TO BE DONE: Copy out the data below as written; omit any images.

MATERIAL:
— BEGIN —
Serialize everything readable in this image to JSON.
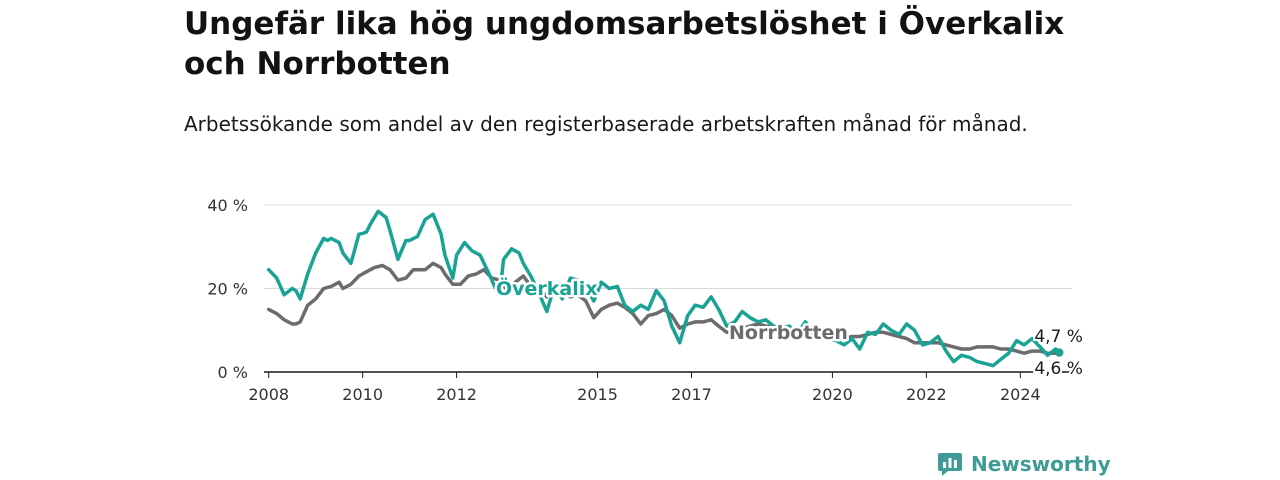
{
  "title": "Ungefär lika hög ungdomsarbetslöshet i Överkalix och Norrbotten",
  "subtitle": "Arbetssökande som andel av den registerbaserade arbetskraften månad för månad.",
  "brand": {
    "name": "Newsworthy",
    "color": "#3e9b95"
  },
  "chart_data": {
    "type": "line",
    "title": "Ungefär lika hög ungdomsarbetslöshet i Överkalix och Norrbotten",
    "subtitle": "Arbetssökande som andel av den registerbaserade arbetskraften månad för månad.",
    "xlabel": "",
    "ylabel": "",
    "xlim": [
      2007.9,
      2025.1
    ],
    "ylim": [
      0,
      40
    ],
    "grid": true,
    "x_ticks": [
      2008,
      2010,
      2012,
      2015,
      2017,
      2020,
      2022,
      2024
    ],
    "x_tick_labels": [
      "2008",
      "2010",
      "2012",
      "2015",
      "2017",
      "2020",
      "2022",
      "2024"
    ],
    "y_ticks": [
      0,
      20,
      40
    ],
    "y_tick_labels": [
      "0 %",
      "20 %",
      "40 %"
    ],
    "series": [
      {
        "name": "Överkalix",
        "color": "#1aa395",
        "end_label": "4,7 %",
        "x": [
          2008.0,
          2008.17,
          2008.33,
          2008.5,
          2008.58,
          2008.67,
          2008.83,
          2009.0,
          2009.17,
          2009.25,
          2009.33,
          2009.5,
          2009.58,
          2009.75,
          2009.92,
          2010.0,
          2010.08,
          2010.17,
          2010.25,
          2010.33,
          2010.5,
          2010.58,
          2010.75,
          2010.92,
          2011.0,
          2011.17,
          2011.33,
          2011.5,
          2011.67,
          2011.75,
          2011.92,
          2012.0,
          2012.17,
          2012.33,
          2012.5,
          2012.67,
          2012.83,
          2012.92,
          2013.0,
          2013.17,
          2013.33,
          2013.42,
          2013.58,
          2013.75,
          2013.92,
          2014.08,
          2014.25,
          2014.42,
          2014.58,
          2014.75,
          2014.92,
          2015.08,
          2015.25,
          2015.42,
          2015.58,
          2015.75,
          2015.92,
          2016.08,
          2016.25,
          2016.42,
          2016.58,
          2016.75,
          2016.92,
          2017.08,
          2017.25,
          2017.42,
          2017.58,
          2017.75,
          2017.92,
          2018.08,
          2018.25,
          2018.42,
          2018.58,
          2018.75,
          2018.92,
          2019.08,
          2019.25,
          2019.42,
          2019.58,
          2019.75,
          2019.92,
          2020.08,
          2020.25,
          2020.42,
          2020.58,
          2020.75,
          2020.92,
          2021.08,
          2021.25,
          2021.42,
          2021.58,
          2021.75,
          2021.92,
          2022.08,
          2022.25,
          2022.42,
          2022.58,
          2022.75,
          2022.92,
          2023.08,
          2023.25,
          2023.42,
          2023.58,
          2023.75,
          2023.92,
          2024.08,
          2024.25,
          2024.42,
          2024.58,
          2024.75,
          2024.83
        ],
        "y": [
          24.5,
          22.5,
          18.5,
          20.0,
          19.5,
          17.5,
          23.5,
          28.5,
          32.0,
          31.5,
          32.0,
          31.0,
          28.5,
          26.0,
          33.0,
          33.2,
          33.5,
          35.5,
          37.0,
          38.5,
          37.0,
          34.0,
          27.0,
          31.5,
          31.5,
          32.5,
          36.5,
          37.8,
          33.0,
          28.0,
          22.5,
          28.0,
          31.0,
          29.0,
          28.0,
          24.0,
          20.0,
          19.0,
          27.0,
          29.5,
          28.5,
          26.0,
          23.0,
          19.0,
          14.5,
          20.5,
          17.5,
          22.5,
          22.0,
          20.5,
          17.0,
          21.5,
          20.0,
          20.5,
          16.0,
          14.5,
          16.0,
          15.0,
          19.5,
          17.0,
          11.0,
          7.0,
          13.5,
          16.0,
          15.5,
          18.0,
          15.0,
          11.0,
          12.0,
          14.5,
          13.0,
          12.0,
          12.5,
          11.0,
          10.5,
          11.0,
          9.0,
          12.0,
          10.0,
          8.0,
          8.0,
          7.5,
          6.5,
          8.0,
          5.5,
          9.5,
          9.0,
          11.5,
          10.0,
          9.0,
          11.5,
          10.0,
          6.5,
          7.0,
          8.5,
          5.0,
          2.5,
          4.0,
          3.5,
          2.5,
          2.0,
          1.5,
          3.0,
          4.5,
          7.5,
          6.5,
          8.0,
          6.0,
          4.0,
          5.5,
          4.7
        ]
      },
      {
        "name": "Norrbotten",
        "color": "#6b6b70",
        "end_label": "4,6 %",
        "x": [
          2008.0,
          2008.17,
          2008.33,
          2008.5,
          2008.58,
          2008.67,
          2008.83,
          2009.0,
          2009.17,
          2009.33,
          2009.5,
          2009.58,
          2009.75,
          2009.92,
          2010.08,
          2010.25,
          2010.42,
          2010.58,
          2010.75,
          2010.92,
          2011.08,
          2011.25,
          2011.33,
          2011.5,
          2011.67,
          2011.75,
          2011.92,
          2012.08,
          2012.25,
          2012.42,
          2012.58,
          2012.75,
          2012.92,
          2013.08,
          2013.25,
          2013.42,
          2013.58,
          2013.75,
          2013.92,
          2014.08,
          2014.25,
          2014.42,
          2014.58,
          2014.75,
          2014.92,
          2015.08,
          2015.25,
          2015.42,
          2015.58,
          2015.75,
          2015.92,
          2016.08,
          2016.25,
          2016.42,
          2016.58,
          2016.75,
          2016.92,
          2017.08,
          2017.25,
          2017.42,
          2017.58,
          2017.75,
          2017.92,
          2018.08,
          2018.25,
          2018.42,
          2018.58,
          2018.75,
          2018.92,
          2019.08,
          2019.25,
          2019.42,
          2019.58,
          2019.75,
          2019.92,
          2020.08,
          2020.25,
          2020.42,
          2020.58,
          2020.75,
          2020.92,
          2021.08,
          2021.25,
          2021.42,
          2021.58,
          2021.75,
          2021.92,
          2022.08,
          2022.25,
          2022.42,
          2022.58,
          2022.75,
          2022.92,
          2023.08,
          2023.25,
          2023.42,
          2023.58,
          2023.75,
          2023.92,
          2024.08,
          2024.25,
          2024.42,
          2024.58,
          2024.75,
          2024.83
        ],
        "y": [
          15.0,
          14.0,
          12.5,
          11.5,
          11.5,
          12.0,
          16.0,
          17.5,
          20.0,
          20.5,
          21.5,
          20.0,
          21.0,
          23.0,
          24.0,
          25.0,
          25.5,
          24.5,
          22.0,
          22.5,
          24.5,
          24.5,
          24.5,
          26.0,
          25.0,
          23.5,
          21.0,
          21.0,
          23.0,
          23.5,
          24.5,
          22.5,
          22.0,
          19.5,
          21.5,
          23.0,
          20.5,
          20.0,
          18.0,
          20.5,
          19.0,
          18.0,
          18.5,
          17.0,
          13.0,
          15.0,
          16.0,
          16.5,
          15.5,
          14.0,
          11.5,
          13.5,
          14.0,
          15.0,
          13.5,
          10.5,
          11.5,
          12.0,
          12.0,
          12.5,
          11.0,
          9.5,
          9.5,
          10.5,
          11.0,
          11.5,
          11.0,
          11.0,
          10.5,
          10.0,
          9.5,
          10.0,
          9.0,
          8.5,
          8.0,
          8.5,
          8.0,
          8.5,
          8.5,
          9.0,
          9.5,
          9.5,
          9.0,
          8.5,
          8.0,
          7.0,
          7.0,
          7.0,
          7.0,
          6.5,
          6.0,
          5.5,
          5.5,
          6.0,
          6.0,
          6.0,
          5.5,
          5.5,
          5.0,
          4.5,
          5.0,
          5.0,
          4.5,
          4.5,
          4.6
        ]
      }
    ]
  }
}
— END —
WORKED SOLUTION:
Serialize everything readable in this image to JSON.
{
  "title": "Ungefär lika hög ungdomsarbetslöshet i Överkalix och Norrbotten",
  "subtitle": "Arbetssökande som andel av den registerbaserade arbetskraften månad för månad.",
  "brand": {
    "name": "Newsworthy",
    "color": "#3e9b95"
  },
  "chart_data": {
    "type": "line",
    "title": "Ungefär lika hög ungdomsarbetslöshet i Överkalix och Norrbotten",
    "subtitle": "Arbetssökande som andel av den registerbaserade arbetskraften månad för månad.",
    "xlabel": "",
    "ylabel": "",
    "xlim": [
      2007.9,
      2025.1
    ],
    "ylim": [
      0,
      40
    ],
    "grid": true,
    "x_ticks": [
      2008,
      2010,
      2012,
      2015,
      2017,
      2020,
      2022,
      2024
    ],
    "x_tick_labels": [
      "2008",
      "2010",
      "2012",
      "2015",
      "2017",
      "2020",
      "2022",
      "2024"
    ],
    "y_ticks": [
      0,
      20,
      40
    ],
    "y_tick_labels": [
      "0 %",
      "20 %",
      "40 %"
    ],
    "series": [
      {
        "name": "Överkalix",
        "color": "#1aa395",
        "end_label": "4,7 %",
        "x": [
          2008.0,
          2008.17,
          2008.33,
          2008.5,
          2008.58,
          2008.67,
          2008.83,
          2009.0,
          2009.17,
          2009.25,
          2009.33,
          2009.5,
          2009.58,
          2009.75,
          2009.92,
          2010.0,
          2010.08,
          2010.17,
          2010.25,
          2010.33,
          2010.5,
          2010.58,
          2010.75,
          2010.92,
          2011.0,
          2011.17,
          2011.33,
          2011.5,
          2011.67,
          2011.75,
          2011.92,
          2012.0,
          2012.17,
          2012.33,
          2012.5,
          2012.67,
          2012.83,
          2012.92,
          2013.0,
          2013.17,
          2013.33,
          2013.42,
          2013.58,
          2013.75,
          2013.92,
          2014.08,
          2014.25,
          2014.42,
          2014.58,
          2014.75,
          2014.92,
          2015.08,
          2015.25,
          2015.42,
          2015.58,
          2015.75,
          2015.92,
          2016.08,
          2016.25,
          2016.42,
          2016.58,
          2016.75,
          2016.92,
          2017.08,
          2017.25,
          2017.42,
          2017.58,
          2017.75,
          2017.92,
          2018.08,
          2018.25,
          2018.42,
          2018.58,
          2018.75,
          2018.92,
          2019.08,
          2019.25,
          2019.42,
          2019.58,
          2019.75,
          2019.92,
          2020.08,
          2020.25,
          2020.42,
          2020.58,
          2020.75,
          2020.92,
          2021.08,
          2021.25,
          2021.42,
          2021.58,
          2021.75,
          2021.92,
          2022.08,
          2022.25,
          2022.42,
          2022.58,
          2022.75,
          2022.92,
          2023.08,
          2023.25,
          2023.42,
          2023.58,
          2023.75,
          2023.92,
          2024.08,
          2024.25,
          2024.42,
          2024.58,
          2024.75,
          2024.83
        ],
        "y": [
          24.5,
          22.5,
          18.5,
          20.0,
          19.5,
          17.5,
          23.5,
          28.5,
          32.0,
          31.5,
          32.0,
          31.0,
          28.5,
          26.0,
          33.0,
          33.2,
          33.5,
          35.5,
          37.0,
          38.5,
          37.0,
          34.0,
          27.0,
          31.5,
          31.5,
          32.5,
          36.5,
          37.8,
          33.0,
          28.0,
          22.5,
          28.0,
          31.0,
          29.0,
          28.0,
          24.0,
          20.0,
          19.0,
          27.0,
          29.5,
          28.5,
          26.0,
          23.0,
          19.0,
          14.5,
          20.5,
          17.5,
          22.5,
          22.0,
          20.5,
          17.0,
          21.5,
          20.0,
          20.5,
          16.0,
          14.5,
          16.0,
          15.0,
          19.5,
          17.0,
          11.0,
          7.0,
          13.5,
          16.0,
          15.5,
          18.0,
          15.0,
          11.0,
          12.0,
          14.5,
          13.0,
          12.0,
          12.5,
          11.0,
          10.5,
          11.0,
          9.0,
          12.0,
          10.0,
          8.0,
          8.0,
          7.5,
          6.5,
          8.0,
          5.5,
          9.5,
          9.0,
          11.5,
          10.0,
          9.0,
          11.5,
          10.0,
          6.5,
          7.0,
          8.5,
          5.0,
          2.5,
          4.0,
          3.5,
          2.5,
          2.0,
          1.5,
          3.0,
          4.5,
          7.5,
          6.5,
          8.0,
          6.0,
          4.0,
          5.5,
          4.7
        ]
      },
      {
        "name": "Norrbotten",
        "color": "#6b6b70",
        "end_label": "4,6 %",
        "x": [
          2008.0,
          2008.17,
          2008.33,
          2008.5,
          2008.58,
          2008.67,
          2008.83,
          2009.0,
          2009.17,
          2009.33,
          2009.5,
          2009.58,
          2009.75,
          2009.92,
          2010.08,
          2010.25,
          2010.42,
          2010.58,
          2010.75,
          2010.92,
          2011.08,
          2011.25,
          2011.33,
          2011.5,
          2011.67,
          2011.75,
          2011.92,
          2012.08,
          2012.25,
          2012.42,
          2012.58,
          2012.75,
          2012.92,
          2013.08,
          2013.25,
          2013.42,
          2013.58,
          2013.75,
          2013.92,
          2014.08,
          2014.25,
          2014.42,
          2014.58,
          2014.75,
          2014.92,
          2015.08,
          2015.25,
          2015.42,
          2015.58,
          2015.75,
          2015.92,
          2016.08,
          2016.25,
          2016.42,
          2016.58,
          2016.75,
          2016.92,
          2017.08,
          2017.25,
          2017.42,
          2017.58,
          2017.75,
          2017.92,
          2018.08,
          2018.25,
          2018.42,
          2018.58,
          2018.75,
          2018.92,
          2019.08,
          2019.25,
          2019.42,
          2019.58,
          2019.75,
          2019.92,
          2020.08,
          2020.25,
          2020.42,
          2020.58,
          2020.75,
          2020.92,
          2021.08,
          2021.25,
          2021.42,
          2021.58,
          2021.75,
          2021.92,
          2022.08,
          2022.25,
          2022.42,
          2022.58,
          2022.75,
          2022.92,
          2023.08,
          2023.25,
          2023.42,
          2023.58,
          2023.75,
          2023.92,
          2024.08,
          2024.25,
          2024.42,
          2024.58,
          2024.75,
          2024.83
        ],
        "y": [
          15.0,
          14.0,
          12.5,
          11.5,
          11.5,
          12.0,
          16.0,
          17.5,
          20.0,
          20.5,
          21.5,
          20.0,
          21.0,
          23.0,
          24.0,
          25.0,
          25.5,
          24.5,
          22.0,
          22.5,
          24.5,
          24.5,
          24.5,
          26.0,
          25.0,
          23.5,
          21.0,
          21.0,
          23.0,
          23.5,
          24.5,
          22.5,
          22.0,
          19.5,
          21.5,
          23.0,
          20.5,
          20.0,
          18.0,
          20.5,
          19.0,
          18.0,
          18.5,
          17.0,
          13.0,
          15.0,
          16.0,
          16.5,
          15.5,
          14.0,
          11.5,
          13.5,
          14.0,
          15.0,
          13.5,
          10.5,
          11.5,
          12.0,
          12.0,
          12.5,
          11.0,
          9.5,
          9.5,
          10.5,
          11.0,
          11.5,
          11.0,
          11.0,
          10.5,
          10.0,
          9.5,
          10.0,
          9.0,
          8.5,
          8.0,
          8.5,
          8.0,
          8.5,
          8.5,
          9.0,
          9.5,
          9.5,
          9.0,
          8.5,
          8.0,
          7.0,
          7.0,
          7.0,
          7.0,
          6.5,
          6.0,
          5.5,
          5.5,
          6.0,
          6.0,
          6.0,
          5.5,
          5.5,
          5.0,
          4.5,
          5.0,
          5.0,
          4.5,
          4.5,
          4.6
        ]
      }
    ]
  }
}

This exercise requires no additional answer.